─── Seçilmiş Metin ───

Onu, ister izlediğiniz animelerden, okuduğunuz mangalardan, tarihinden, kültüründen, müziklerinden, kıyafetlerinden, baş etmeye çalıştığı doğal afetlerden; ister de gelişmiş teknolojisi ile her geçen gün bizi şaşırtması sayesinde bilin, ilgi duyma sebebiniz ne olursa olsun, Japonya’nın Dünya’nın en ilginç ülkelerinden biri olduğu su götürmez bir gerçektir. Küçüklüğümden beri hem mesafe açısından hem de kültürü açısından bize çok uzak olan Uzakdoğu’nun Kraliçesi Japonya, beni etkilemiş, Japonya’da yaşama fırsatını yakalayan akrabalarımın anlattığı hikayeler ve bana getirdikleri hediyeler de oraya olan merakımı körüklemişti. Görmeyi istediğim ülkeler listemde başı çeken bu ülkeyi, bu yılın haziran ayında görme fırsatını yakaladım. Gitmeden önce, çoğumuz gibi sadece televizyonda gördüğüm ve anlatılan hikayelerden duyduğum kadarını bilerek çıktığım bu yolculuğum sonunda gördüğüm Japonya, beni şaşırttı, takdir ettirdi ama bazı noktalarda da ülkemizi arattı.
Yaklaşık olarak yetmiş iki saatimi, ya uçakta ya da havaalanlarında bekleyerek harcadıktan sonra adanın güneyinde bulunan ve “2015 Dünya’nın En Yaşanılabilir Şehirleri” sıralamasında birçok Avrupa ülkesini geride bırakarak 12. sıraya yerleşen Fukuoka’ya uçağımız indi. Havaalanında yaşadığımız, sonradan bizi kahkahalara boğacak olan minik bir problemden sonra tam anlamıyla Japonya maceramız başlamış oldu. Fukuoka, iletişim yüzünden çektiğimiz birtakım sıkıntılar haricinde, Hiroşima, Osaka, Kyoto ve Tokyo’yu geride bırakarak, insanlarının sevimliliği, sıcakkanlılığı ve biraz utangaç olmaları haricinde yardımsever oluşlarıyla bizi güzel bir şekilde ağırladı. Güzel havası, geniş ve temiz sokakları, şehrin ortasından geçen Muromi Nehri, ferah parkları ve yeşillikleri ile Fukuoka, gerçekten yaşamak isteyebileceğim bir şehirdi.

─── Kayıtlı Satırlar ───

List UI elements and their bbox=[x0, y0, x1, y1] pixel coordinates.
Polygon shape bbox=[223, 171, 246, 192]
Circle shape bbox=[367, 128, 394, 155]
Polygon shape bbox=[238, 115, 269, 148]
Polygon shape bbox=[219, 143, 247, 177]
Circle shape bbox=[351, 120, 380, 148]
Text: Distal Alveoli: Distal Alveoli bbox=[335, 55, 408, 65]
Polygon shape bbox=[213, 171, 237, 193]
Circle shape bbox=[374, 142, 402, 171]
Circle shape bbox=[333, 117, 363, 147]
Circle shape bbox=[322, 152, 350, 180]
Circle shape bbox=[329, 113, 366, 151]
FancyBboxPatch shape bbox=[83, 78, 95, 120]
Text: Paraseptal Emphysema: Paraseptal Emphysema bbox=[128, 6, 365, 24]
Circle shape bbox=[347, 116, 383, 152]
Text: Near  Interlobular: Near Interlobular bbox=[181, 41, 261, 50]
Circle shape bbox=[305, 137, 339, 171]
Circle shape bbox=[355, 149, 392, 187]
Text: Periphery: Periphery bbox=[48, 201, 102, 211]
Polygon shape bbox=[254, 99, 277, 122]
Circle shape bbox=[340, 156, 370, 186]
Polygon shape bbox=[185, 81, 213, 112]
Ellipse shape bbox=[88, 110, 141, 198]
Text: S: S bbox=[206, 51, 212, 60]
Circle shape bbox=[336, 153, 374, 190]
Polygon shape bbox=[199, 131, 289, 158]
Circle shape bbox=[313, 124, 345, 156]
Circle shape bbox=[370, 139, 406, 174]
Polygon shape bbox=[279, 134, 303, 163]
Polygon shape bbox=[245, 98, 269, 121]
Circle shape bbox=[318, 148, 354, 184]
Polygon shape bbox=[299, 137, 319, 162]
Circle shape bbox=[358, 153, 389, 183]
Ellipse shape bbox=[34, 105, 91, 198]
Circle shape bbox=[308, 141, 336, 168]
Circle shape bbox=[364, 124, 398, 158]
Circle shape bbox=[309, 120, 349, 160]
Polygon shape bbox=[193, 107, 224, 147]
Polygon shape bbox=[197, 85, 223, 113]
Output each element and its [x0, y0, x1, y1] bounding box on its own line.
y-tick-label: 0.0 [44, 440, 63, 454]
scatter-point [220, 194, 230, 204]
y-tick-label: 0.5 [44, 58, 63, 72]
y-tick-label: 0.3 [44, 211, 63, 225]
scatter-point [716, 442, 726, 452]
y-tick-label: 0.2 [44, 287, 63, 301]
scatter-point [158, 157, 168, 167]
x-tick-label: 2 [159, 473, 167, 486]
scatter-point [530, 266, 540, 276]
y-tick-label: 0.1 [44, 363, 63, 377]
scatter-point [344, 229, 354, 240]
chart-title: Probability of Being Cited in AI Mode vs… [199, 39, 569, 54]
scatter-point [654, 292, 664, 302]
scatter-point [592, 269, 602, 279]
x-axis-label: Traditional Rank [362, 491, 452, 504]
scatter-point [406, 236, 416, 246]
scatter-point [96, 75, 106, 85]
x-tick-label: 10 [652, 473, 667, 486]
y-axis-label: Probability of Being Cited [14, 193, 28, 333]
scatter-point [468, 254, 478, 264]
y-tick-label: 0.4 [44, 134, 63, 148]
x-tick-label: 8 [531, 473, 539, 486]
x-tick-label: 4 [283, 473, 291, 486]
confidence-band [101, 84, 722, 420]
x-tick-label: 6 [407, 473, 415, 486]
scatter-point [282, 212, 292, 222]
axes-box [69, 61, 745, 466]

───

Görev Yönergesi
Japonya gezisini anlatan metinde "Yaklaşık olarak yetmiş" ifadesinin geçtiği yerden başlayın ve "isteyebileceğim bir şehirdi." ifadesinden sonra durun. Bu aralıktaki bölümü hiçbir değişiklik yapmadan çıkarın.

Doğru Yanıt
Yaklaşık olarak yetmiş iki saatimi, ya uçakta ya da havaalanlarında bekleyerek harcadıktan sonra adanın güneyinde bulunan ve “2015 Dünya’nın En Yaşanılabilir Şehirleri” sıralamasında birçok Avrupa ülkesini geride bırakarak 12. sıraya yerleşen Fukuoka’ya uçağımız indi. Havaalanında yaşadığımız, sonradan bizi kahkahalara boğacak olan minik bir problemden sonra tam anlamıyla Japonya maceramız başlamış oldu. Fukuoka, iletişim yüzünden çektiğimiz birtakım sıkıntılar haricinde, Hiroşima, Osaka, Kyoto ve Tokyo’yu geride bırakarak, insanlarının sevimliliği, sıcakkanlılığı ve biraz utangaç olmaları haricinde yardımsever oluşlarıyla bizi güzel bir şekilde ağırladı. Güzel havası, geniş ve temiz sokakları, şehrin ortasından geçen Muromi Nehri, ferah parkları ve yeşillikleri ile Fukuoka, gerçekten yaşamak isteyebileceğim bir şehirdi.